Job
Could you repeat the lines below with "Output format" switched to "Required format" and nothing else changed, leaving out the pictures?

Supplied records

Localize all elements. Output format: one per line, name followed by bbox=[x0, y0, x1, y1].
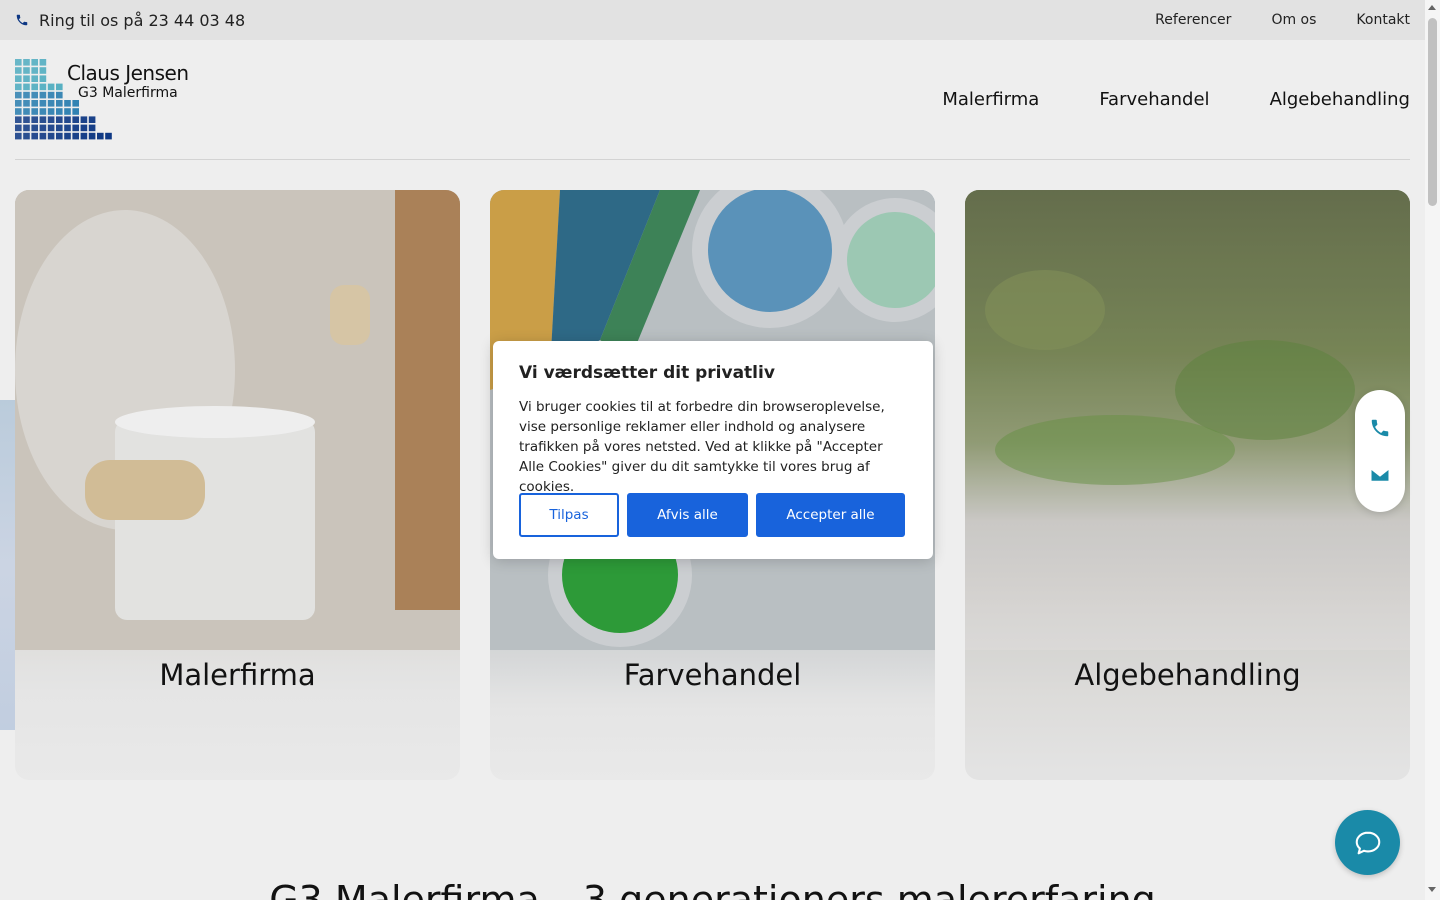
phone-icon[interactable] bbox=[1369, 417, 1391, 439]
cookie-body: Vi bruger cookies til at forbedre din br… bbox=[519, 399, 885, 495]
accept-all-button[interactable]: Accepter alle bbox=[756, 493, 905, 537]
cookie-buttons: Tilpas Afvis alle Accepter alle bbox=[519, 493, 905, 537]
chat-button[interactable] bbox=[1335, 810, 1400, 875]
scrollbar-thumb[interactable] bbox=[1428, 18, 1437, 206]
chat-bubble-icon bbox=[1355, 831, 1380, 854]
page-scrollbar[interactable] bbox=[1425, 0, 1440, 900]
scroll-up-arrow-icon[interactable] bbox=[1428, 5, 1436, 10]
reject-all-button[interactable]: Afvis alle bbox=[627, 493, 748, 537]
cookie-title: Vi værdsætter dit privatliv bbox=[519, 363, 775, 383]
customize-button[interactable]: Tilpas bbox=[519, 493, 619, 537]
side-contact-panel bbox=[1355, 390, 1405, 512]
envelope-icon[interactable] bbox=[1369, 464, 1391, 486]
scroll-down-arrow-icon[interactable] bbox=[1428, 887, 1436, 892]
cookie-consent-dialog: Vi værdsætter dit privatliv Vi bruger co… bbox=[493, 341, 933, 559]
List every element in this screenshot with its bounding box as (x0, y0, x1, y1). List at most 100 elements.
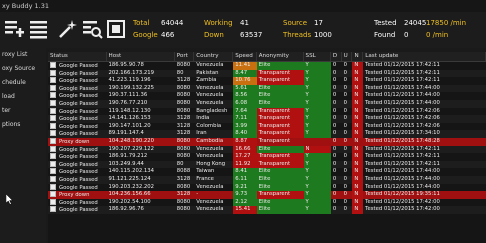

Exercise solution
Localize all elements. Required format: one per line, name followed by bbox=[x0, y0, x1, y1].
phone-icon[interactable] bbox=[1369, 417, 1391, 439]
cookie-body: Vi bruger cookies til at forbedre din br… bbox=[519, 399, 885, 495]
accept-all-button[interactable]: Accepter alle bbox=[756, 493, 905, 537]
cookie-buttons: Tilpas Afvis alle Accepter alle bbox=[519, 493, 905, 537]
chat-button[interactable] bbox=[1335, 810, 1400, 875]
scrollbar-thumb[interactable] bbox=[1428, 18, 1437, 206]
chat-bubble-icon bbox=[1355, 831, 1380, 854]
page-scrollbar[interactable] bbox=[1425, 0, 1440, 900]
scroll-up-arrow-icon[interactable] bbox=[1428, 5, 1436, 10]
reject-all-button[interactable]: Afvis alle bbox=[627, 493, 748, 537]
cookie-title: Vi værdsætter dit privatliv bbox=[519, 363, 775, 383]
customize-button[interactable]: Tilpas bbox=[519, 493, 619, 537]
side-contact-panel bbox=[1355, 390, 1405, 512]
envelope-icon[interactable] bbox=[1369, 464, 1391, 486]
scroll-down-arrow-icon[interactable] bbox=[1428, 887, 1436, 892]
cookie-consent-dialog: Vi værdsætter dit privatliv Vi bruger co… bbox=[493, 341, 933, 559]
List every element in this screenshot with its bounding box as (x0, y0, x1, y1). List at most 100 elements.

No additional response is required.